INSTRUCTION:
Exclude the pictures, then copy all remaining records exactly.
----------
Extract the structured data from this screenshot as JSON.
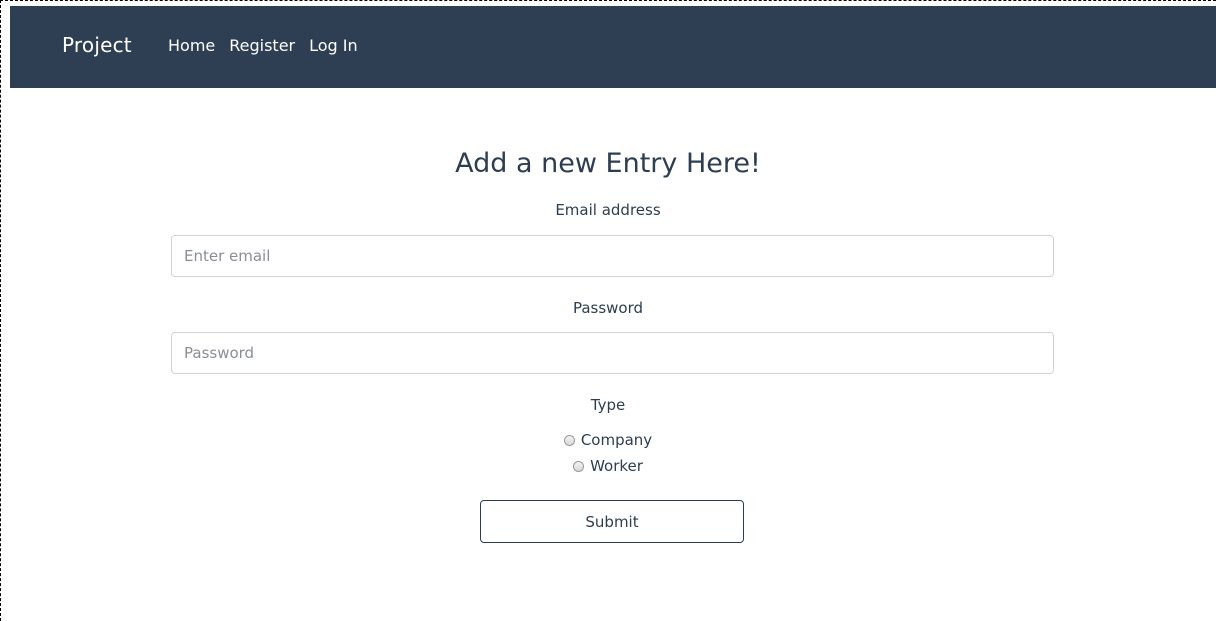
{
  "navbar": {
    "brand": "Project",
    "links": [
      "Home",
      "Register",
      "Log In"
    ],
    "background": "#2e3f53"
  },
  "form": {
    "heading": "Add a new Entry Here!",
    "email_label": "Email address",
    "email_placeholder": "Enter email",
    "email_value": "",
    "password_label": "Password",
    "password_placeholder": "Password",
    "password_value": "",
    "type_label": "Type",
    "type_options": [
      "Company",
      "Worker"
    ],
    "submit_label": "Submit"
  }
}
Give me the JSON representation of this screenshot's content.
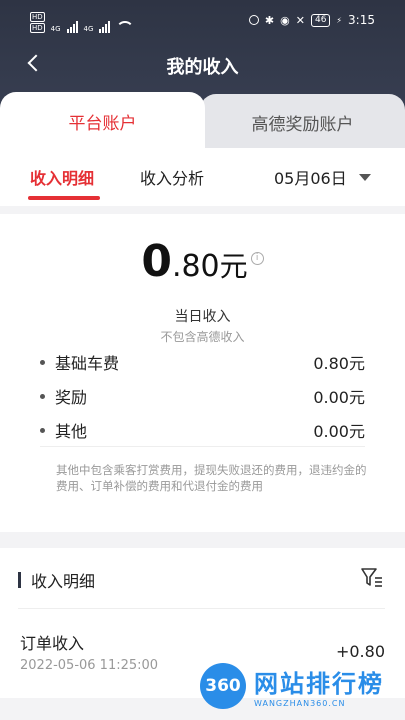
----------
RESULT OF THIS EXERCISE:
Extract the structured data from this screenshot as JSON.
{
  "navbar": {
    "brand": "Project",
    "links": [
      "Home",
      "Register",
      "Log In"
    ],
    "background": "#2e3f53"
  },
  "form": {
    "heading": "Add a new Entry Here!",
    "email_label": "Email address",
    "email_placeholder": "Enter email",
    "email_value": "",
    "password_label": "Password",
    "password_placeholder": "Password",
    "password_value": "",
    "type_label": "Type",
    "type_options": [
      "Company",
      "Worker"
    ],
    "submit_label": "Submit"
  }
}
Give me the JSON representation of this screenshot's content.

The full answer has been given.